Direction -
Write out all of the records precisely. Skip anything that is a picture.

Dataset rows
++++

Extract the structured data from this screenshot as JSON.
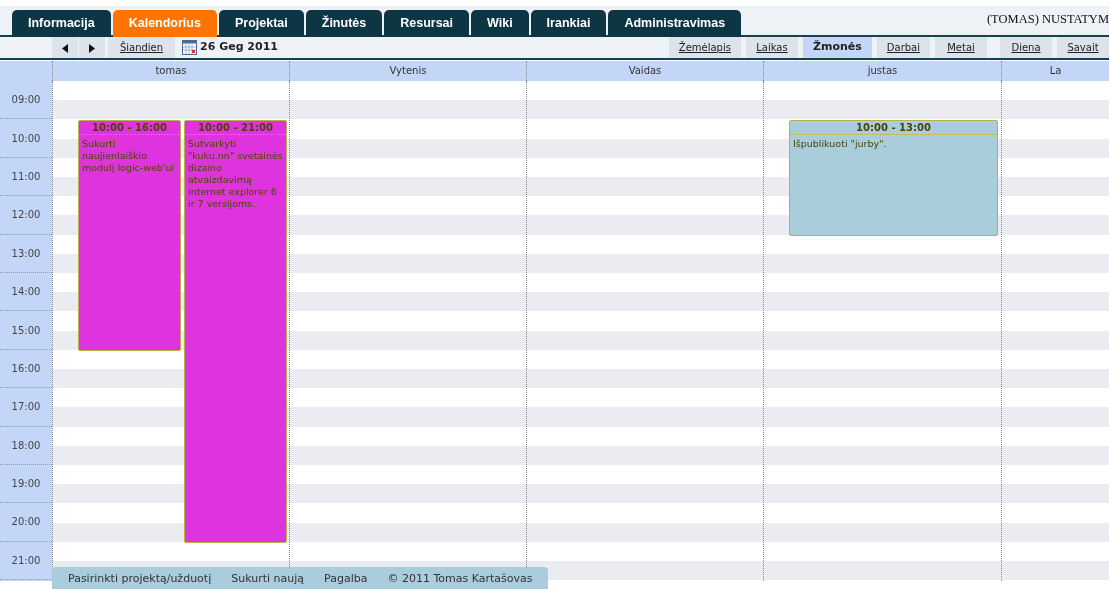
{
  "tabs": [
    {
      "label": "Informacija",
      "selected": false
    },
    {
      "label": "Kalendorius",
      "selected": true
    },
    {
      "label": "Projektai",
      "selected": false
    },
    {
      "label": "Žinutės",
      "selected": false
    },
    {
      "label": "Resursai",
      "selected": false
    },
    {
      "label": "Wiki",
      "selected": false
    },
    {
      "label": "Irankiai",
      "selected": false
    },
    {
      "label": "Administravimas",
      "selected": false
    }
  ],
  "user_label": "(TOMAS) NUSTATYM",
  "toolbar": {
    "today": "Šiandien",
    "date": "26 Geg 2011",
    "views": [
      {
        "label": "Žemėlapis",
        "selected": false
      },
      {
        "label": "Laikas",
        "selected": false
      },
      {
        "label": "Žmonės",
        "selected": true
      },
      {
        "label": "Darbai",
        "selected": false
      },
      {
        "label": "Metai",
        "selected": false
      }
    ],
    "periods": [
      {
        "label": "Diena",
        "selected": false
      },
      {
        "label": "Savait",
        "selected": false
      }
    ]
  },
  "time_slots": [
    "09:00",
    "10:00",
    "11:00",
    "12:00",
    "13:00",
    "14:00",
    "15:00",
    "16:00",
    "17:00",
    "18:00",
    "19:00",
    "20:00",
    "21:00"
  ],
  "columns": [
    {
      "name": "tomas",
      "events": [
        {
          "time": "10:00 - 16:00",
          "text": "Sukurti naujienlaiškio modulį logic-web'ui",
          "color": "#e033e0"
        },
        {
          "time": "10:00 - 21:00",
          "text": "Sutvarkyti \"kuku.nn\" svetainės dizaino atvaizdavimą internet explorer 6 ir 7 versijoms.",
          "color": "#e033e0"
        }
      ]
    },
    {
      "name": "Vytenis"
    },
    {
      "name": "Vaidas"
    },
    {
      "name": "justas",
      "events": [
        {
          "time": "10:00 - 13:00",
          "text": "Išpublikuoti \"jurby\".",
          "color": "#aacddc"
        }
      ]
    },
    {
      "name": "La"
    }
  ],
  "footer": {
    "links": [
      "Pasirinkti projektą/užduotį",
      "Sukurti naują",
      "Pagalba"
    ],
    "copyright": "© 2011 Tomas Kartašovas"
  }
}
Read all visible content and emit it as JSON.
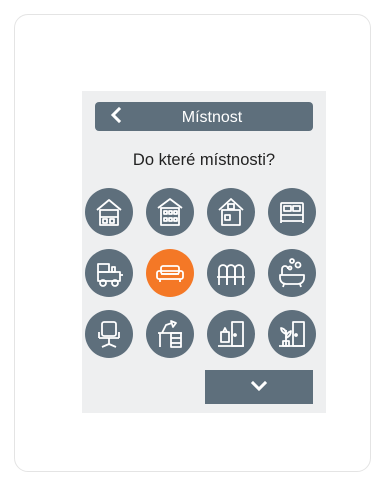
{
  "header": {
    "title": "Místnost",
    "back_icon": "chevron-left-icon"
  },
  "prompt": "Do které místnosti?",
  "colors": {
    "tile": "#5e6f7c",
    "selected": "#f47826",
    "panel": "#eeeff0",
    "icon": "#ffffff"
  },
  "rooms": [
    {
      "icon": "building-small-icon",
      "selected": false
    },
    {
      "icon": "building-medium-icon",
      "selected": false
    },
    {
      "icon": "house-attic-icon",
      "selected": false
    },
    {
      "icon": "bed-icon",
      "selected": false
    },
    {
      "icon": "toy-train-icon",
      "selected": false
    },
    {
      "icon": "sofa-icon",
      "selected": true
    },
    {
      "icon": "dining-chairs-icon",
      "selected": false
    },
    {
      "icon": "bathtub-icon",
      "selected": false
    },
    {
      "icon": "office-chair-icon",
      "selected": false
    },
    {
      "icon": "desk-lamp-icon",
      "selected": false
    },
    {
      "icon": "hallway-door-icon",
      "selected": false
    },
    {
      "icon": "door-plant-icon",
      "selected": false
    }
  ],
  "more_button": {
    "icon": "chevron-down-icon"
  }
}
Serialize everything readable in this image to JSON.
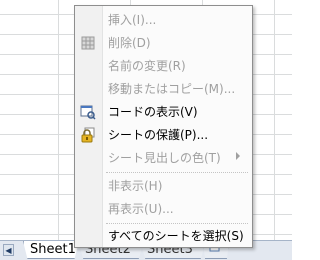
{
  "menu": {
    "items": [
      {
        "label": "挿入(I)...",
        "disabled": true,
        "icon": ""
      },
      {
        "label": "削除(D)",
        "disabled": true,
        "icon": "delete-sheet-icon"
      },
      {
        "label": "名前の変更(R)",
        "disabled": true,
        "icon": ""
      },
      {
        "label": "移動またはコピー(M)...",
        "disabled": true,
        "icon": ""
      },
      {
        "label": "コードの表示(V)",
        "disabled": false,
        "icon": "view-code-icon"
      },
      {
        "label": "シートの保護(P)...",
        "disabled": false,
        "icon": "protect-sheet-lock-icon"
      },
      {
        "label": "シート見出しの色(T)",
        "disabled": true,
        "icon": "",
        "submenu": true
      },
      {
        "label": "非表示(H)",
        "disabled": true,
        "icon": ""
      },
      {
        "label": "再表示(U)...",
        "disabled": true,
        "icon": ""
      },
      {
        "label": "すべてのシートを選択(S)",
        "disabled": false,
        "icon": ""
      }
    ]
  },
  "tabs": {
    "nav_prev": "◀",
    "nav_next": "▶",
    "sheets": [
      {
        "label": "Sheet1",
        "active": true
      },
      {
        "label": "Sheet2",
        "active": false
      },
      {
        "label": "Sheet3",
        "active": false
      }
    ],
    "new_sheet_icon": "insert-sheet-icon"
  }
}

++++

Expected output -
Extract the structured data from this screenshot as JSON.
{
  "tabs": [
    {
      "label": "Informacija",
      "selected": false
    },
    {
      "label": "Kalendorius",
      "selected": true
    },
    {
      "label": "Projektai",
      "selected": false
    },
    {
      "label": "Žinutės",
      "selected": false
    },
    {
      "label": "Resursai",
      "selected": false
    },
    {
      "label": "Wiki",
      "selected": false
    },
    {
      "label": "Irankiai",
      "selected": false
    },
    {
      "label": "Administravimas",
      "selected": false
    }
  ],
  "user_label": "(TOMAS) NUSTATYM",
  "toolbar": {
    "today": "Šiandien",
    "date": "26 Geg 2011",
    "views": [
      {
        "label": "Žemėlapis",
        "selected": false
      },
      {
        "label": "Laikas",
        "selected": false
      },
      {
        "label": "Žmonės",
        "selected": true
      },
      {
        "label": "Darbai",
        "selected": false
      },
      {
        "label": "Metai",
        "selected": false
      }
    ],
    "periods": [
      {
        "label": "Diena",
        "selected": false
      },
      {
        "label": "Savait",
        "selected": false
      }
    ]
  },
  "time_slots": [
    "09:00",
    "10:00",
    "11:00",
    "12:00",
    "13:00",
    "14:00",
    "15:00",
    "16:00",
    "17:00",
    "18:00",
    "19:00",
    "20:00",
    "21:00"
  ],
  "columns": [
    {
      "name": "tomas",
      "events": [
        {
          "time": "10:00 - 16:00",
          "text": "Sukurti naujienlaiškio modulį logic-web'ui",
          "color": "#e033e0"
        },
        {
          "time": "10:00 - 21:00",
          "text": "Sutvarkyti \"kuku.nn\" svetainės dizaino atvaizdavimą internet explorer 6 ir 7 versijoms.",
          "color": "#e033e0"
        }
      ]
    },
    {
      "name": "Vytenis"
    },
    {
      "name": "Vaidas"
    },
    {
      "name": "justas",
      "events": [
        {
          "time": "10:00 - 13:00",
          "text": "Išpublikuoti \"jurby\".",
          "color": "#aacddc"
        }
      ]
    },
    {
      "name": "La"
    }
  ],
  "footer": {
    "links": [
      "Pasirinkti projektą/užduotį",
      "Sukurti naują",
      "Pagalba"
    ],
    "copyright": "© 2011 Tomas Kartašovas"
  }
}
Read all visible content and emit it as JSON.
{
  "header": {
    "title": "Místnost",
    "back_icon": "chevron-left-icon"
  },
  "prompt": "Do které místnosti?",
  "colors": {
    "tile": "#5e6f7c",
    "selected": "#f47826",
    "panel": "#eeeff0",
    "icon": "#ffffff"
  },
  "rooms": [
    {
      "icon": "building-small-icon",
      "selected": false
    },
    {
      "icon": "building-medium-icon",
      "selected": false
    },
    {
      "icon": "house-attic-icon",
      "selected": false
    },
    {
      "icon": "bed-icon",
      "selected": false
    },
    {
      "icon": "toy-train-icon",
      "selected": false
    },
    {
      "icon": "sofa-icon",
      "selected": true
    },
    {
      "icon": "dining-chairs-icon",
      "selected": false
    },
    {
      "icon": "bathtub-icon",
      "selected": false
    },
    {
      "icon": "office-chair-icon",
      "selected": false
    },
    {
      "icon": "desk-lamp-icon",
      "selected": false
    },
    {
      "icon": "hallway-door-icon",
      "selected": false
    },
    {
      "icon": "door-plant-icon",
      "selected": false
    }
  ],
  "more_button": {
    "icon": "chevron-down-icon"
  }
}
Serialize everything readable in this image to JSON.
{
  "menu": {
    "items": [
      {
        "label": "挿入(I)...",
        "disabled": true,
        "icon": ""
      },
      {
        "label": "削除(D)",
        "disabled": true,
        "icon": "delete-sheet-icon"
      },
      {
        "label": "名前の変更(R)",
        "disabled": true,
        "icon": ""
      },
      {
        "label": "移動またはコピー(M)...",
        "disabled": true,
        "icon": ""
      },
      {
        "label": "コードの表示(V)",
        "disabled": false,
        "icon": "view-code-icon"
      },
      {
        "label": "シートの保護(P)...",
        "disabled": false,
        "icon": "protect-sheet-lock-icon"
      },
      {
        "label": "シート見出しの色(T)",
        "disabled": true,
        "icon": "",
        "submenu": true
      },
      {
        "label": "非表示(H)",
        "disabled": true,
        "icon": ""
      },
      {
        "label": "再表示(U)...",
        "disabled": true,
        "icon": ""
      },
      {
        "label": "すべてのシートを選択(S)",
        "disabled": false,
        "icon": ""
      }
    ]
  },
  "tabs": {
    "nav_prev": "◀",
    "nav_next": "▶",
    "sheets": [
      {
        "label": "Sheet1",
        "active": true
      },
      {
        "label": "Sheet2",
        "active": false
      },
      {
        "label": "Sheet3",
        "active": false
      }
    ],
    "new_sheet_icon": "insert-sheet-icon"
  }
}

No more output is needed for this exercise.